___ Extracted information ___

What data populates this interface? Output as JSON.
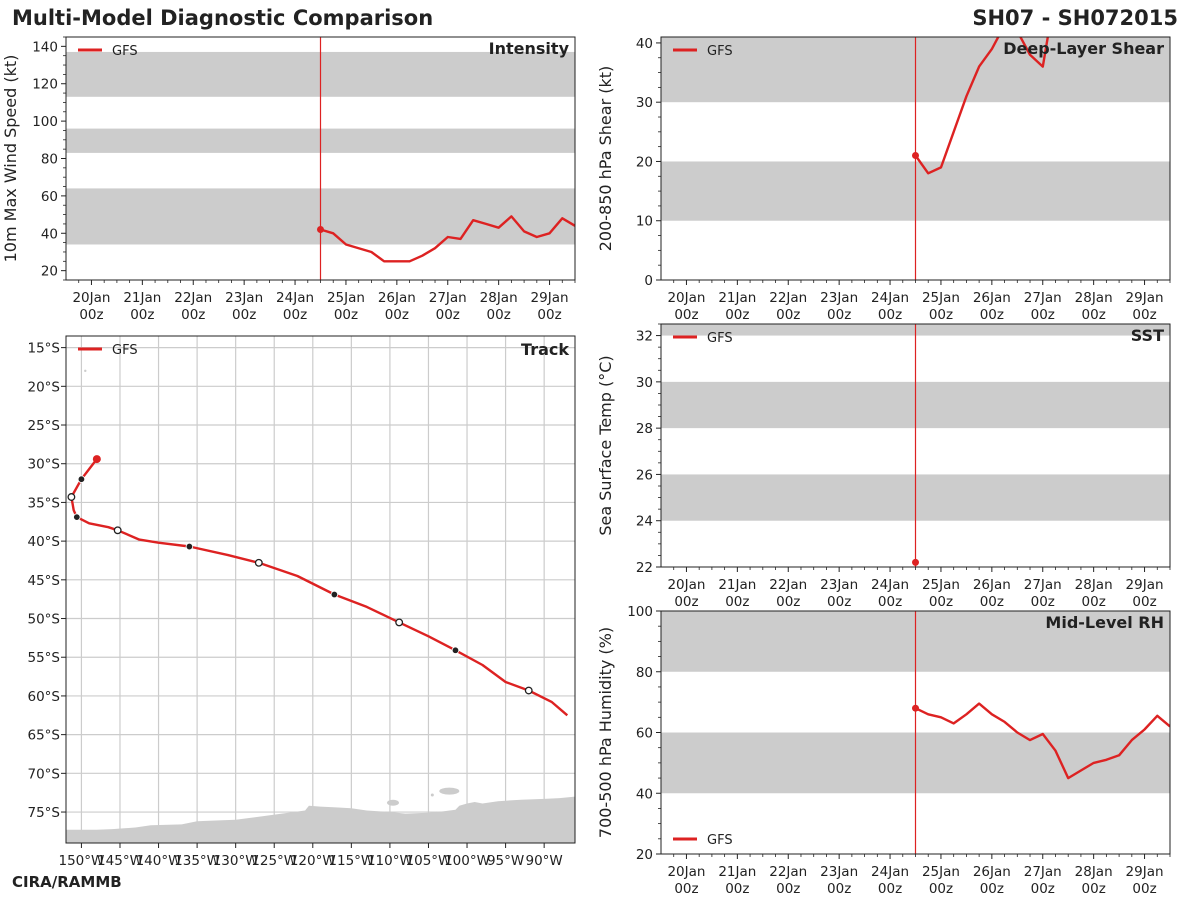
{
  "header": {
    "title": "Multi-Model Diagnostic Comparison",
    "storm_id": "SH07 - SH072015"
  },
  "footer": {
    "credit": "CIRA/RAMMB"
  },
  "colors": {
    "model": "#dd2222",
    "band": "#cccccc",
    "land": "#cccccc",
    "grid": "#cccccc",
    "axis": "#222222"
  },
  "time_ticks": {
    "days": [
      "20Jan",
      "21Jan",
      "22Jan",
      "23Jan",
      "24Jan",
      "25Jan",
      "26Jan",
      "27Jan",
      "28Jan",
      "29Jan"
    ],
    "hour_label": "00z",
    "init_time_days": 4.5
  },
  "chart_data": [
    {
      "id": "intensity",
      "type": "line",
      "title": "Intensity",
      "ylabel": "10m Max Wind Speed (kt)",
      "xlabel": "",
      "ylim": [
        15,
        145
      ],
      "yticks": [
        20,
        40,
        60,
        80,
        100,
        120,
        140
      ],
      "xlim_days": [
        -0.5,
        9.5
      ],
      "bands": [
        [
          34,
          64
        ],
        [
          83,
          96
        ],
        [
          113,
          137
        ]
      ],
      "legend": "top-left",
      "series": [
        {
          "name": "GFS",
          "x_days": [
            4.5,
            4.75,
            5.0,
            5.5,
            5.75,
            6.0,
            6.25,
            6.5,
            6.75,
            7.0,
            7.25,
            7.5,
            7.75,
            8.0,
            8.25,
            8.5,
            8.75,
            9.0,
            9.25,
            9.5
          ],
          "values": [
            42,
            40,
            34,
            30,
            25,
            25,
            25,
            28,
            32,
            38,
            37,
            47,
            45,
            43,
            49,
            41,
            38,
            40,
            48,
            44
          ]
        }
      ]
    },
    {
      "id": "shear",
      "type": "line",
      "title": "Deep-Layer Shear",
      "ylabel": "200-850 hPa Shear (kt)",
      "xlabel": "",
      "ylim": [
        0,
        41
      ],
      "yticks": [
        0,
        10,
        20,
        30,
        40
      ],
      "xlim_days": [
        -0.5,
        9.5
      ],
      "bands": [
        [
          10,
          20
        ],
        [
          30,
          41
        ]
      ],
      "legend": "top-left",
      "series": [
        {
          "name": "GFS",
          "x_days": [
            4.5,
            4.75,
            5.0,
            5.25,
            5.5,
            5.75,
            6.0,
            6.25,
            6.5,
            6.75,
            7.0,
            7.1
          ],
          "values": [
            21,
            18,
            19,
            25,
            31,
            36,
            39,
            43,
            42,
            38,
            36,
            41
          ]
        }
      ]
    },
    {
      "id": "track",
      "type": "line",
      "title": "Track",
      "ylabel": "",
      "xlabel": "",
      "lon_range": [
        -152,
        -86
      ],
      "lat_range": [
        -79,
        -13.5
      ],
      "lon_ticks": [
        -150,
        -145,
        -140,
        -135,
        -130,
        -125,
        -120,
        -115,
        -110,
        -105,
        -100,
        -95,
        -90
      ],
      "lon_tick_labels": [
        "150°W",
        "145°W",
        "140°W",
        "135°W",
        "130°W",
        "125°W",
        "120°W",
        "115°W",
        "110°W",
        "105°W",
        "100°W",
        "95°W",
        "90°W"
      ],
      "lat_ticks": [
        -15,
        -20,
        -25,
        -30,
        -35,
        -40,
        -45,
        -50,
        -55,
        -60,
        -65,
        -70,
        -75
      ],
      "lat_tick_labels": [
        "15°S",
        "20°S",
        "25°S",
        "30°S",
        "35°S",
        "40°S",
        "45°S",
        "50°S",
        "55°S",
        "60°S",
        "65°S",
        "70°S",
        "75°S"
      ],
      "legend": "top-left",
      "series": [
        {
          "name": "GFS",
          "lon": [
            -148.0,
            -149.0,
            -150.0,
            -151.3,
            -151.0,
            -150.6,
            -149.0,
            -146.5,
            -145.3,
            -142.5,
            -140.0,
            -136.0,
            -131.0,
            -127.0,
            -122.0,
            -117.2,
            -113.0,
            -108.8,
            -105.0,
            -101.5,
            -98.0,
            -95.0,
            -92.0,
            -89.0,
            -87.0
          ],
          "lat": [
            -29.4,
            -30.7,
            -32.0,
            -34.3,
            -36.0,
            -36.9,
            -37.7,
            -38.2,
            -38.6,
            -39.8,
            -40.2,
            -40.7,
            -41.8,
            -42.8,
            -44.5,
            -46.9,
            -48.5,
            -50.5,
            -52.3,
            -54.1,
            -56.0,
            -58.2,
            -59.3,
            -60.8,
            -62.5
          ],
          "markers": [
            {
              "lon": -148.0,
              "lat": -29.4,
              "kind": "initial"
            },
            {
              "lon": -150.0,
              "lat": -32.0,
              "kind": "filled"
            },
            {
              "lon": -151.3,
              "lat": -34.3,
              "kind": "open"
            },
            {
              "lon": -150.6,
              "lat": -36.9,
              "kind": "filled"
            },
            {
              "lon": -145.3,
              "lat": -38.6,
              "kind": "open"
            },
            {
              "lon": -136.0,
              "lat": -40.7,
              "kind": "filled"
            },
            {
              "lon": -127.0,
              "lat": -42.8,
              "kind": "open"
            },
            {
              "lon": -117.2,
              "lat": -46.9,
              "kind": "filled"
            },
            {
              "lon": -108.8,
              "lat": -50.5,
              "kind": "open"
            },
            {
              "lon": -101.5,
              "lat": -54.1,
              "kind": "filled"
            },
            {
              "lon": -92.0,
              "lat": -59.3,
              "kind": "open"
            }
          ]
        }
      ]
    },
    {
      "id": "sst",
      "type": "line",
      "title": "SST",
      "ylabel": "Sea Surface Temp (°C)",
      "xlabel": "",
      "ylim": [
        22,
        32.5
      ],
      "yticks": [
        22,
        24,
        26,
        28,
        30,
        32
      ],
      "xlim_days": [
        -0.5,
        9.5
      ],
      "bands": [
        [
          24,
          26
        ],
        [
          28,
          30
        ],
        [
          32,
          32.5
        ]
      ],
      "legend": "top-left",
      "series": [
        {
          "name": "GFS",
          "x_days": [
            4.5
          ],
          "values": [
            22.2
          ]
        }
      ]
    },
    {
      "id": "rh",
      "type": "line",
      "title": "Mid-Level RH",
      "ylabel": "700-500 hPa Humidity (%)",
      "xlabel": "",
      "ylim": [
        20,
        100
      ],
      "yticks": [
        20,
        40,
        60,
        80,
        100
      ],
      "xlim_days": [
        -0.5,
        9.5
      ],
      "bands": [
        [
          40,
          60
        ],
        [
          80,
          100
        ]
      ],
      "legend": "bottom-left",
      "series": [
        {
          "name": "GFS",
          "x_days": [
            4.5,
            4.75,
            5.0,
            5.25,
            5.5,
            5.75,
            6.0,
            6.25,
            6.5,
            6.75,
            7.0,
            7.25,
            7.5,
            7.75,
            8.0,
            8.25,
            8.5,
            8.75,
            9.0,
            9.25,
            9.5
          ],
          "values": [
            68,
            66,
            65,
            63,
            66,
            69.5,
            66,
            63.5,
            60,
            57.5,
            59.5,
            54,
            45,
            47.5,
            50,
            51,
            52.5,
            57.5,
            61,
            65.5,
            62
          ]
        }
      ]
    }
  ]
}
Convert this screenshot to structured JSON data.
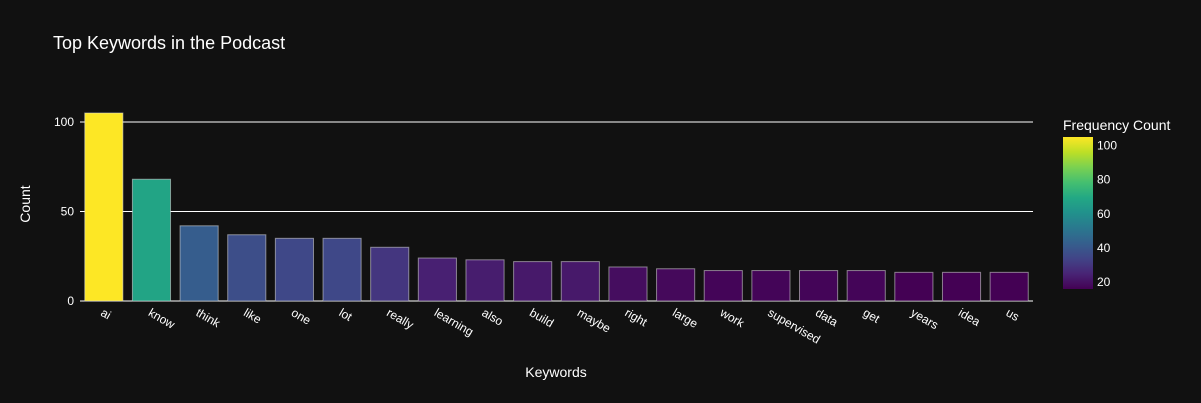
{
  "chart_data": {
    "type": "bar",
    "title": "Top Keywords in the Podcast",
    "xlabel": "Keywords",
    "ylabel": "Count",
    "ylim": [
      0,
      105
    ],
    "yticks": [
      0,
      50,
      100
    ],
    "grid": true,
    "categories": [
      "ai",
      "know",
      "think",
      "like",
      "one",
      "lot",
      "really",
      "learning",
      "also",
      "build",
      "maybe",
      "right",
      "large",
      "work",
      "supervised",
      "data",
      "get",
      "years",
      "idea",
      "us"
    ],
    "values": [
      105,
      68,
      42,
      37,
      35,
      35,
      30,
      24,
      23,
      22,
      22,
      19,
      18,
      17,
      17,
      17,
      17,
      16,
      16,
      16
    ],
    "colorbar": {
      "title": "Frequency Count",
      "ticks": [
        20,
        40,
        60,
        80,
        100
      ],
      "range": [
        16,
        105
      ],
      "colorscale": "Viridis",
      "placement": "right"
    }
  }
}
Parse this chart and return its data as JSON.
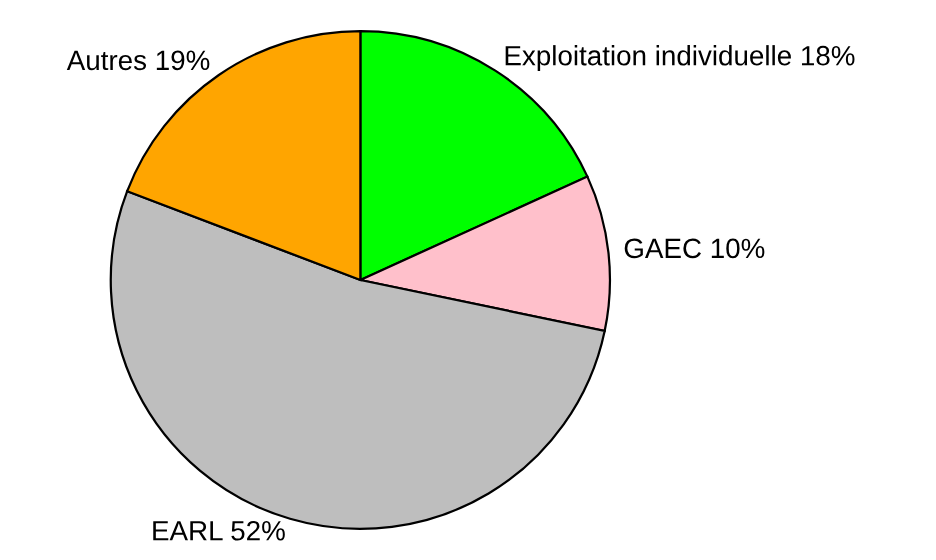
{
  "chart_data": {
    "type": "pie",
    "categories": [
      "Exploitation individuelle",
      "GAEC",
      "EARL",
      "Autres"
    ],
    "values": [
      18,
      10,
      52,
      19
    ],
    "value_labels": [
      "18%",
      "10%",
      "52%",
      "19%"
    ],
    "colors": [
      "#00ff00",
      "#ffc0cb",
      "#bebebe",
      "#ffa500"
    ]
  }
}
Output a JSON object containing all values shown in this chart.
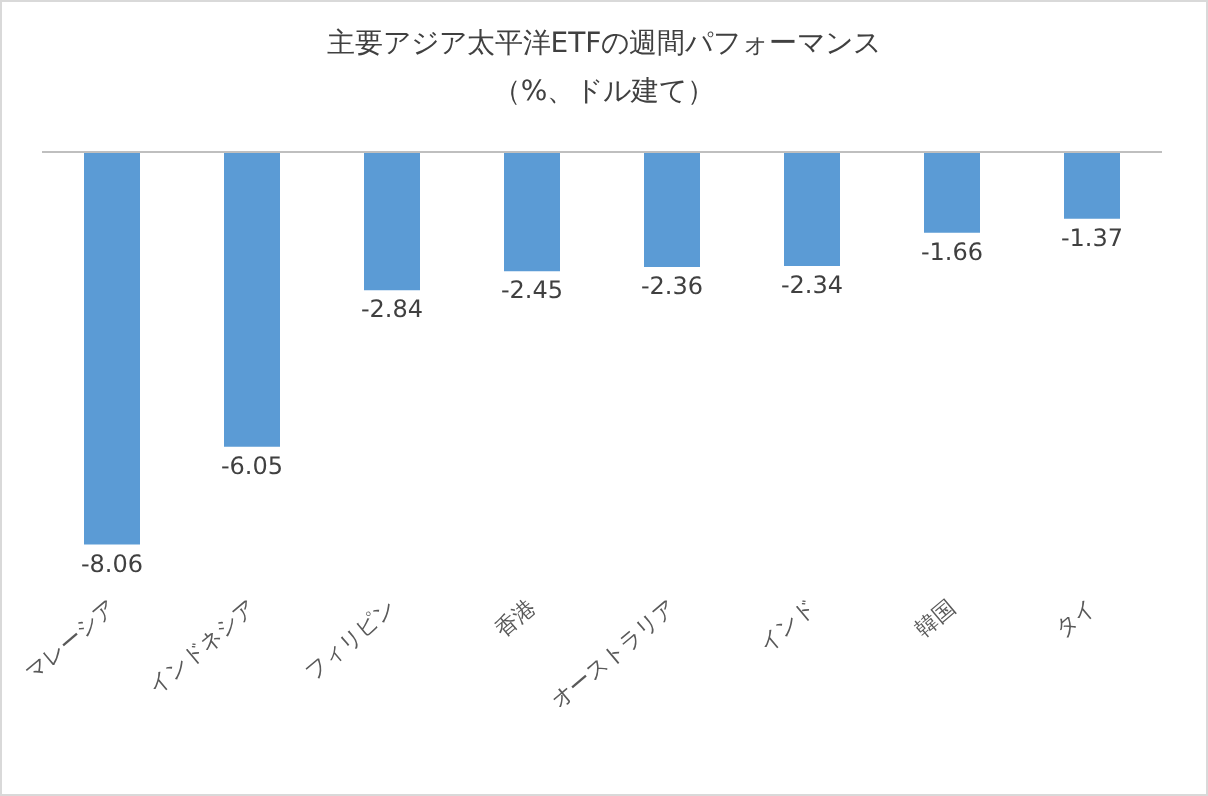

___

_Challenge_:
Extract all lines that hold the word "this".

_The response_:
What data populates this interface? Output as JSON.
Convert this screenshot to structured JSON data.
Parse this chart and return its data as JSON.
Output a JSON object containing all values shown in this chart.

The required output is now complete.